*THE RECORDS:*
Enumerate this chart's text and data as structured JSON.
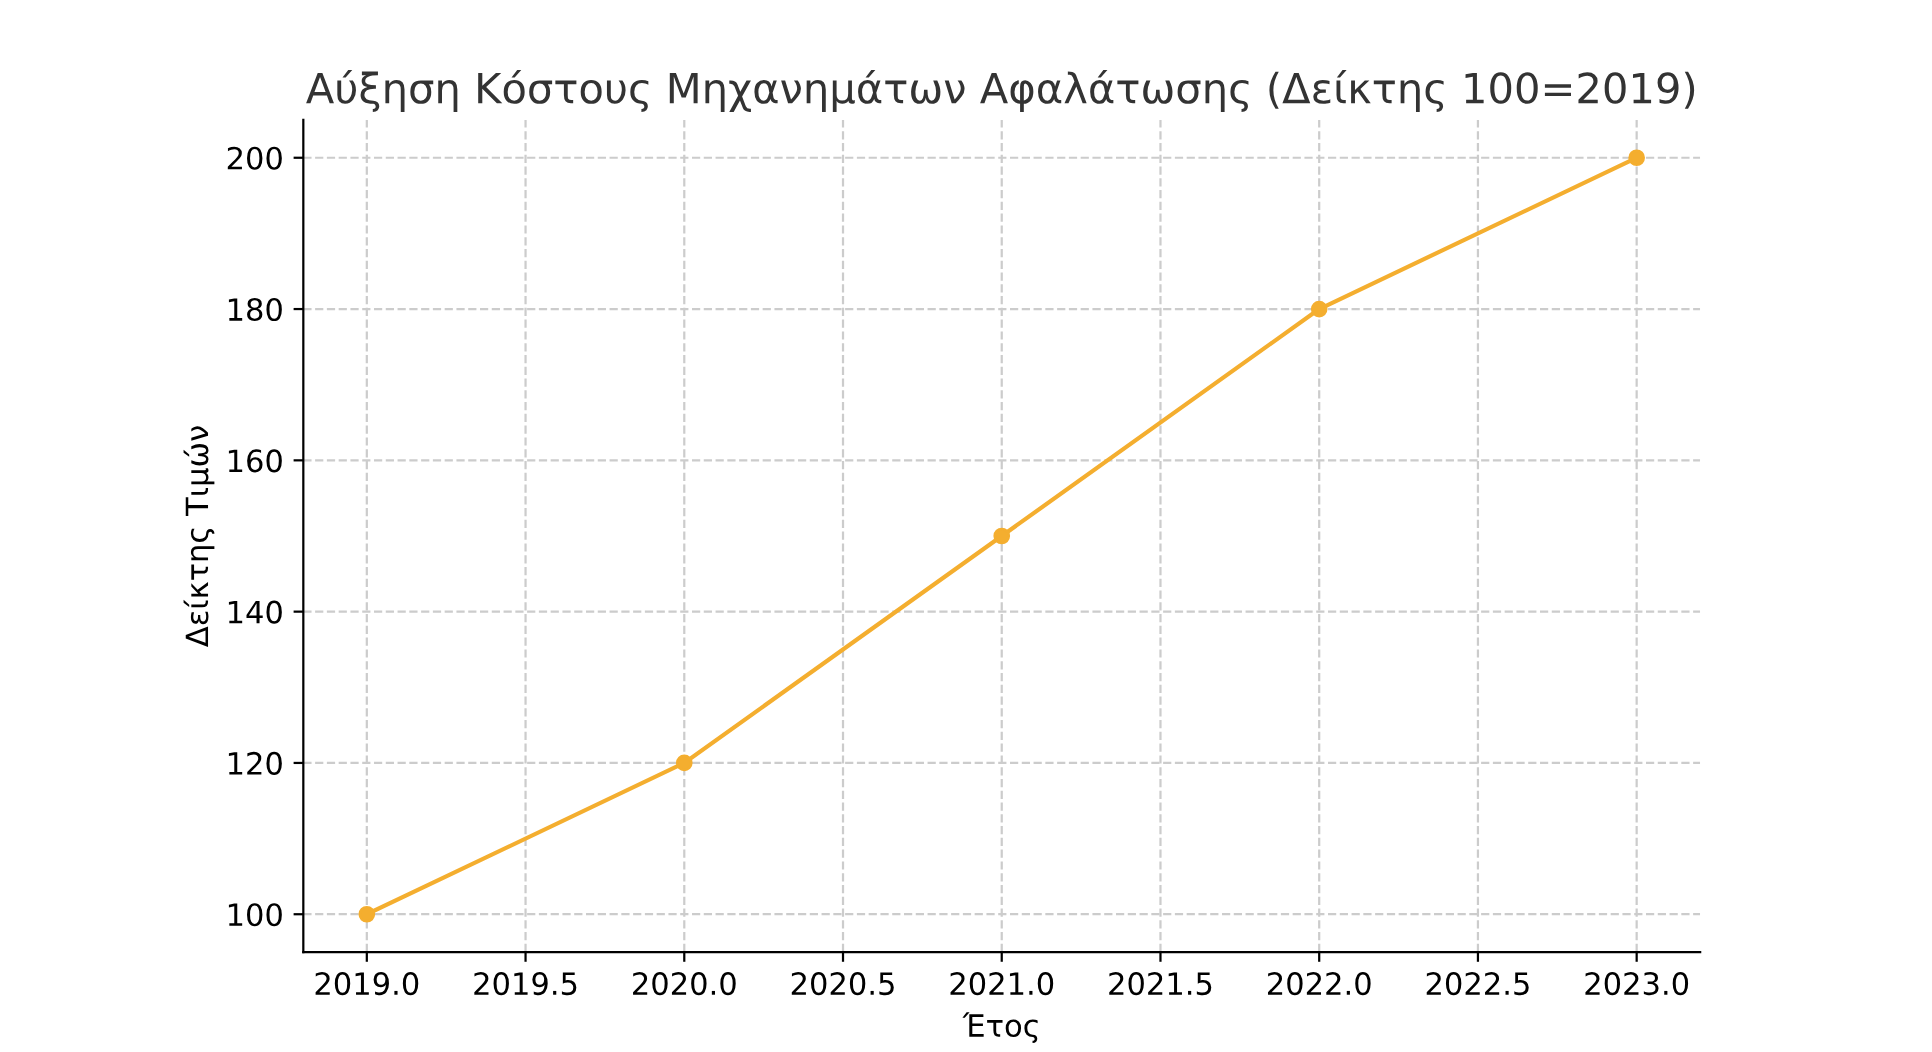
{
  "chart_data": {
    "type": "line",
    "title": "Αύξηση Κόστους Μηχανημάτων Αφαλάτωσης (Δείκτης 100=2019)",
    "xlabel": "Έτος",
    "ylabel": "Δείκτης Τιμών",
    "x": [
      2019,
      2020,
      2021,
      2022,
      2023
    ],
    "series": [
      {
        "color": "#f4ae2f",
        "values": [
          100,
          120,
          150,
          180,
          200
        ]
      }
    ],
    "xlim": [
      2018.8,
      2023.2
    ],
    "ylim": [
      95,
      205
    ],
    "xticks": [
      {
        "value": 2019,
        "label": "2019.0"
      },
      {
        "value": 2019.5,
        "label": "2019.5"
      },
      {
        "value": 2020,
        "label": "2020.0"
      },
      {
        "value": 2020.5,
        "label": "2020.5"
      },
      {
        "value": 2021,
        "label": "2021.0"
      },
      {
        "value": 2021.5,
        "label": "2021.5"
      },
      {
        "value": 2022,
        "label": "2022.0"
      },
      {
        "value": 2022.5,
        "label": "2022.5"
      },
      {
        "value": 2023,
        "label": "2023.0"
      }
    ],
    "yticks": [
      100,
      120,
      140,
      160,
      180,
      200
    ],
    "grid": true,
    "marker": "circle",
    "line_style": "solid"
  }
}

*WHAT IS REQUIRED:* Omit all pictures while transcribing the entries verbatim.

*ANSWER TO THE TASK:*
Enumerate this chart's text and data as structured JSON.
{
  "chart_data": {
    "type": "line",
    "title": "Αύξηση Κόστους Μηχανημάτων Αφαλάτωσης (Δείκτης 100=2019)",
    "xlabel": "Έτος",
    "ylabel": "Δείκτης Τιμών",
    "x": [
      2019,
      2020,
      2021,
      2022,
      2023
    ],
    "series": [
      {
        "color": "#f4ae2f",
        "values": [
          100,
          120,
          150,
          180,
          200
        ]
      }
    ],
    "xlim": [
      2018.8,
      2023.2
    ],
    "ylim": [
      95,
      205
    ],
    "xticks": [
      {
        "value": 2019,
        "label": "2019.0"
      },
      {
        "value": 2019.5,
        "label": "2019.5"
      },
      {
        "value": 2020,
        "label": "2020.0"
      },
      {
        "value": 2020.5,
        "label": "2020.5"
      },
      {
        "value": 2021,
        "label": "2021.0"
      },
      {
        "value": 2021.5,
        "label": "2021.5"
      },
      {
        "value": 2022,
        "label": "2022.0"
      },
      {
        "value": 2022.5,
        "label": "2022.5"
      },
      {
        "value": 2023,
        "label": "2023.0"
      }
    ],
    "yticks": [
      100,
      120,
      140,
      160,
      180,
      200
    ],
    "grid": true,
    "marker": "circle",
    "line_style": "solid"
  }
}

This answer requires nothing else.